**DATA LISTING**
====================
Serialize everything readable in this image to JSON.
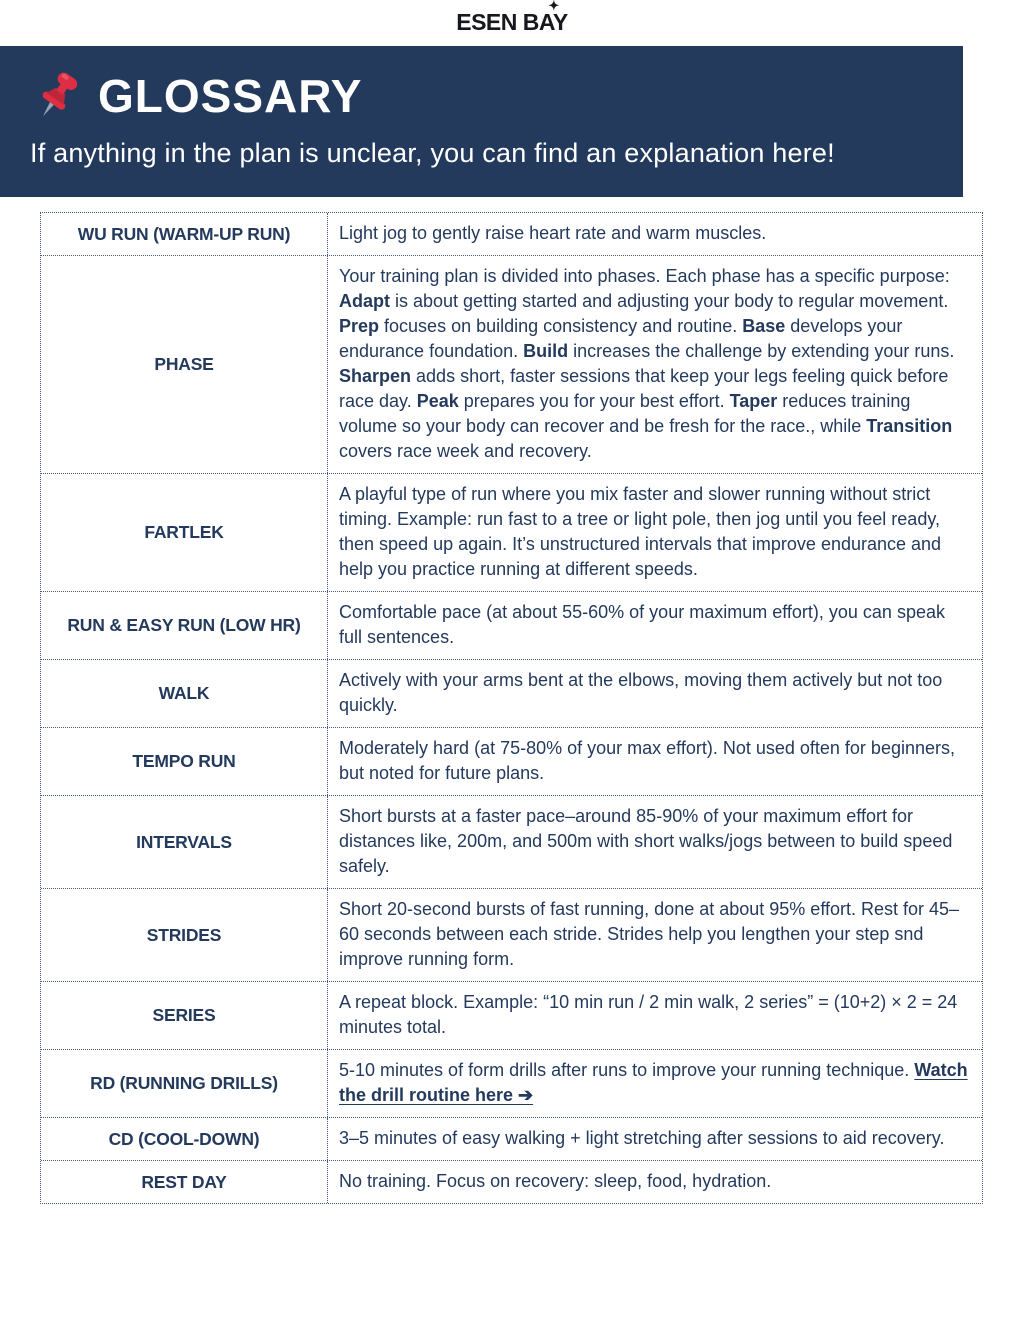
{
  "logo": {
    "text": "ESEN BAY",
    "sparkle": "✦"
  },
  "header": {
    "title": "GLOSSARY",
    "subtitle": "If anything in the plan is unclear, you can find an explanation here!",
    "bg_color": "#233a5c",
    "pin_icon": "red-pushpin"
  },
  "colors": {
    "banner_bg": "#233a5c",
    "text_navy": "#243a5d",
    "border_dotted": "#45597d",
    "pin_red": "#dd2e44",
    "pin_red_dark": "#c0263a",
    "pin_needle": "#98a2ad"
  },
  "glossary": {
    "rows": [
      {
        "term": "WU RUN (WARM-UP RUN)",
        "definition": [
          {
            "t": "Light jog to gently raise heart rate and warm muscles."
          }
        ]
      },
      {
        "term": "PHASE",
        "definition": [
          {
            "t": "Your training plan is divided into phases. Each phase has a specific purpose: "
          },
          {
            "t": "Adapt",
            "b": true
          },
          {
            "t": " is about getting started and adjusting your body to regular movement. "
          },
          {
            "t": "Prep",
            "b": true
          },
          {
            "t": " focuses on building consistency and routine. "
          },
          {
            "t": "Base",
            "b": true
          },
          {
            "t": " develops your endurance foundation. "
          },
          {
            "t": "Build",
            "b": true
          },
          {
            "t": " increases the challenge by extending your runs. "
          },
          {
            "t": "Sharpen",
            "b": true
          },
          {
            "t": " adds short, faster sessions that keep your legs feeling quick before race day. "
          },
          {
            "t": "Peak",
            "b": true
          },
          {
            "t": " prepares you for your best effort. "
          },
          {
            "t": "Taper",
            "b": true
          },
          {
            "t": " reduces training volume so your body can recover and be fresh for the race., while "
          },
          {
            "t": "Transition",
            "b": true
          },
          {
            "t": " covers race week and recovery."
          }
        ]
      },
      {
        "term": "FARTLEK",
        "definition": [
          {
            "t": "A playful type of run where you mix faster and slower running without strict timing. Example: run fast to a tree or light pole, then jog until you feel ready, then speed up again. It’s unstructured intervals that improve endurance and help you practice running at different speeds."
          }
        ]
      },
      {
        "term": "RUN & EASY RUN (LOW HR)",
        "definition": [
          {
            "t": "Comfortable pace (at about 55-60% of your maximum effort), you can speak full sentences."
          }
        ]
      },
      {
        "term": "WALK",
        "definition": [
          {
            "t": "Actively with your arms bent at the elbows, moving them actively but not too quickly."
          }
        ]
      },
      {
        "term": "TEMPO RUN",
        "definition": [
          {
            "t": "Moderately hard (at 75-80% of your max effort). Not used often for beginners, but noted for future plans."
          }
        ]
      },
      {
        "term": "INTERVALS",
        "definition": [
          {
            "t": "Short bursts at a faster pace–around 85-90% of your maximum effort for distances like, 200m, and 500m with short walks/jogs between to build speed safely."
          }
        ]
      },
      {
        "term": "STRIDES",
        "definition": [
          {
            "t": "Short 20-second bursts of fast running, done at about 95% effort. Rest for 45–60 seconds between each stride. Strides help you lengthen your step snd improve running form."
          }
        ]
      },
      {
        "term": "SERIES",
        "definition": [
          {
            "t": "A repeat block. Example: “10 min run / 2 min walk, 2 series” = (10+2) × 2 = 24 minutes total."
          }
        ]
      },
      {
        "term": "RD (RUNNING DRILLS)",
        "definition": [
          {
            "t": "5-10 minutes of form drills after runs to improve your running technique. "
          },
          {
            "t": "Watch the drill routine here ➔",
            "link": true
          }
        ]
      },
      {
        "term": "CD (COOL-DOWN)",
        "definition": [
          {
            "t": "3–5 minutes of easy walking + light stretching after sessions to aid recovery."
          }
        ]
      },
      {
        "term": "REST DAY",
        "definition": [
          {
            "t": "No training. Focus on recovery: sleep, food, hydration."
          }
        ]
      }
    ]
  }
}
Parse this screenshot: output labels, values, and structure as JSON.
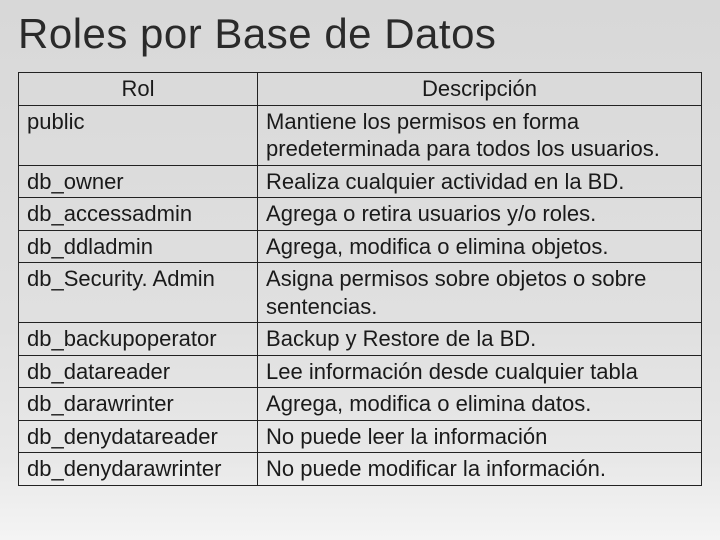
{
  "title": "Roles por Base de Datos",
  "table": {
    "columns": [
      "Rol",
      "Descripción"
    ],
    "col_widths": [
      "35%",
      "65%"
    ],
    "header_align": "center",
    "cell_align": "left",
    "border_color": "#222222",
    "font_size": 22,
    "rows": [
      {
        "rol": "public",
        "desc": "Mantiene los permisos en forma predeterminada para todos los usuarios."
      },
      {
        "rol": "db_owner",
        "desc": "Realiza cualquier actividad en la BD."
      },
      {
        "rol": "db_accessadmin",
        "desc": "Agrega o retira usuarios y/o roles."
      },
      {
        "rol": "db_ddladmin",
        "desc": "Agrega, modifica o elimina objetos."
      },
      {
        "rol": "db_Security. Admin",
        "desc": "Asigna permisos sobre objetos o sobre sentencias."
      },
      {
        "rol": "db_backupoperator",
        "desc": "Backup y Restore de la BD."
      },
      {
        "rol": "db_datareader",
        "desc": "Lee información desde cualquier tabla"
      },
      {
        "rol": "db_darawrinter",
        "desc": "Agrega, modifica o elimina datos."
      },
      {
        "rol": "db_denydatareader",
        "desc": "No puede leer la información"
      },
      {
        "rol": "db_denydarawrinter",
        "desc": "No puede modificar la información."
      }
    ]
  },
  "colors": {
    "background_top": "#d8d8d8",
    "background_bottom": "#f4f4f4",
    "text": "#1a1a1a",
    "title": "#2a2a2a"
  },
  "typography": {
    "title_fontsize": 42,
    "cell_fontsize": 22,
    "font_family": "Arial"
  }
}
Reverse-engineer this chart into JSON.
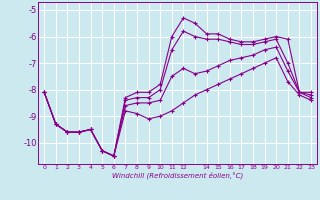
{
  "xlabel": "Windchill (Refroidissement éolien,°C)",
  "bg_color": "#cce9f0",
  "line_color": "#880088",
  "x": [
    0,
    1,
    2,
    3,
    4,
    5,
    6,
    7,
    8,
    9,
    10,
    11,
    12,
    13,
    14,
    15,
    16,
    17,
    18,
    19,
    20,
    21,
    22,
    23
  ],
  "line1": [
    -8.1,
    -9.3,
    -9.6,
    -9.6,
    -9.5,
    -10.3,
    -10.5,
    -8.3,
    -8.1,
    -8.1,
    -7.8,
    -6.0,
    -5.3,
    -5.5,
    -5.9,
    -5.9,
    -6.1,
    -6.2,
    -6.2,
    -6.1,
    -6.0,
    -6.1,
    -8.1,
    -8.1
  ],
  "line2": [
    -8.1,
    -9.3,
    -9.6,
    -9.6,
    -9.5,
    -10.3,
    -10.5,
    -8.4,
    -8.3,
    -8.3,
    -8.0,
    -6.5,
    -5.8,
    -6.0,
    -6.1,
    -6.1,
    -6.2,
    -6.3,
    -6.3,
    -6.2,
    -6.1,
    -7.0,
    -8.1,
    -8.2
  ],
  "line3": [
    -8.1,
    -9.3,
    -9.6,
    -9.6,
    -9.5,
    -10.3,
    -10.5,
    -8.6,
    -8.5,
    -8.5,
    -8.4,
    -7.5,
    -7.2,
    -7.4,
    -7.3,
    -7.1,
    -6.9,
    -6.8,
    -6.7,
    -6.5,
    -6.4,
    -7.3,
    -8.1,
    -8.3
  ],
  "line4": [
    -8.1,
    -9.3,
    -9.6,
    -9.6,
    -9.5,
    -10.3,
    -10.5,
    -8.8,
    -8.9,
    -9.1,
    -9.0,
    -8.8,
    -8.5,
    -8.2,
    -8.0,
    -7.8,
    -7.6,
    -7.4,
    -7.2,
    -7.0,
    -6.8,
    -7.7,
    -8.2,
    -8.4
  ],
  "ylim": [
    -10.8,
    -4.7
  ],
  "yticks": [
    -10,
    -9,
    -8,
    -7,
    -6,
    -5
  ],
  "xlim": [
    -0.5,
    23.5
  ],
  "xtick_labels": [
    "0",
    "1",
    "2",
    "3",
    "4",
    "5",
    "6",
    "7",
    "8",
    "9",
    "1011",
    "12",
    "",
    "14",
    "15",
    "16",
    "17",
    "18",
    "19",
    "20",
    "21",
    "2223",
    "",
    ""
  ]
}
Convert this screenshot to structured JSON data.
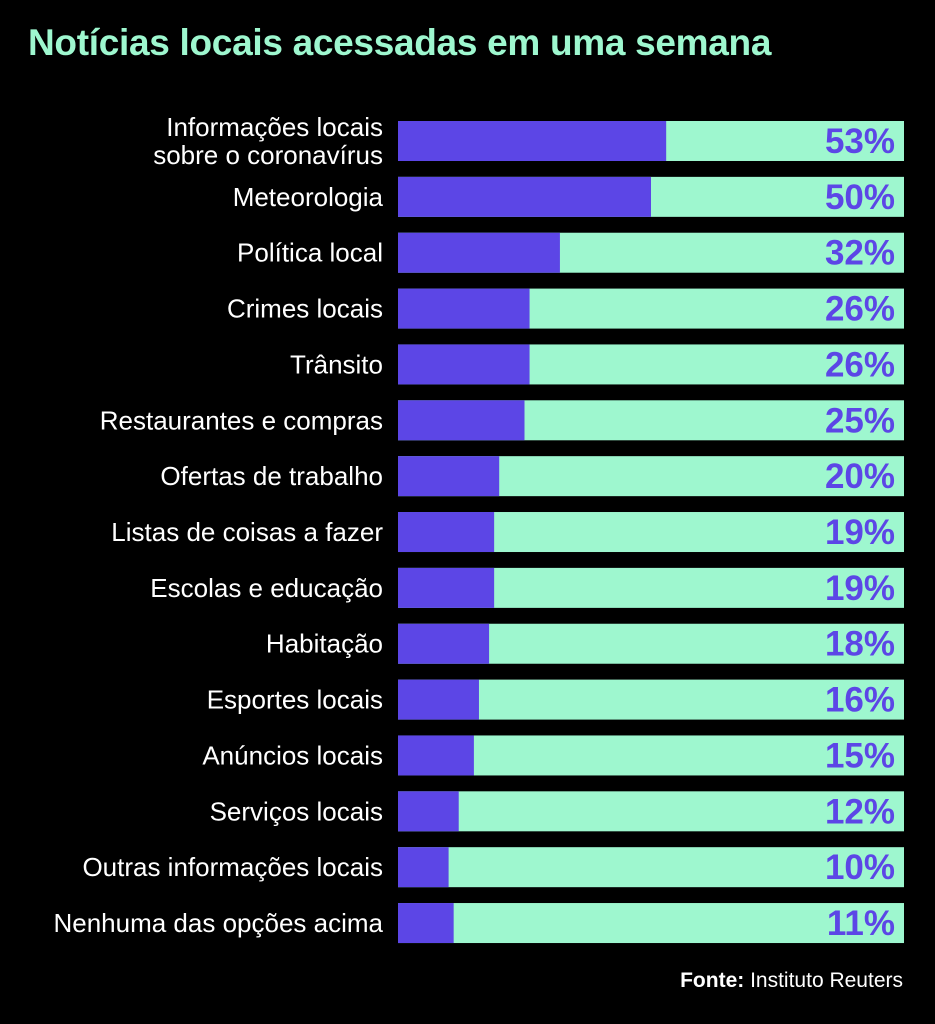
{
  "colors": {
    "background": "#000000",
    "title": "#9ef7cf",
    "bar_fill": "#5c46e6",
    "bar_track": "#9ef7cf",
    "value_label": "#5c46e6",
    "text": "#ffffff"
  },
  "chart_data": {
    "type": "bar",
    "orientation": "horizontal",
    "title": "Notícias locais acessadas em uma semana",
    "xlim": [
      0,
      100
    ],
    "value_suffix": "%",
    "categories": [
      [
        "Informações locais",
        "sobre o coronavírus"
      ],
      [
        "Meteorologia"
      ],
      [
        "Política local"
      ],
      [
        "Crimes locais"
      ],
      [
        "Trânsito"
      ],
      [
        "Restaurantes e compras"
      ],
      [
        "Ofertas de trabalho"
      ],
      [
        "Listas de coisas a fazer"
      ],
      [
        "Escolas e educação"
      ],
      [
        "Habitação"
      ],
      [
        "Esportes locais"
      ],
      [
        "Anúncios locais"
      ],
      [
        "Serviços locais"
      ],
      [
        "Outras informações locais"
      ],
      [
        "Nenhuma das opções acima"
      ]
    ],
    "values": [
      53,
      50,
      32,
      26,
      26,
      25,
      20,
      19,
      19,
      18,
      16,
      15,
      12,
      10,
      11
    ],
    "value_labels": [
      "53%",
      "50%",
      "32%",
      "26%",
      "26%",
      "25%",
      "20%",
      "19%",
      "19%",
      "18%",
      "16%",
      "15%",
      "12%",
      "10%",
      "11%"
    ]
  },
  "source": {
    "label": "Fonte:",
    "text": " Instituto Reuters"
  }
}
====================
**EXERCISE OBJECTIVE**
Show every line where the string "información" appears.

**ANSWER TO THE PROBLEM**
        "desc": "Lee información desde cualquier tabla"
        "desc": "No puede leer la información"
        "desc": "No puede modificar la información."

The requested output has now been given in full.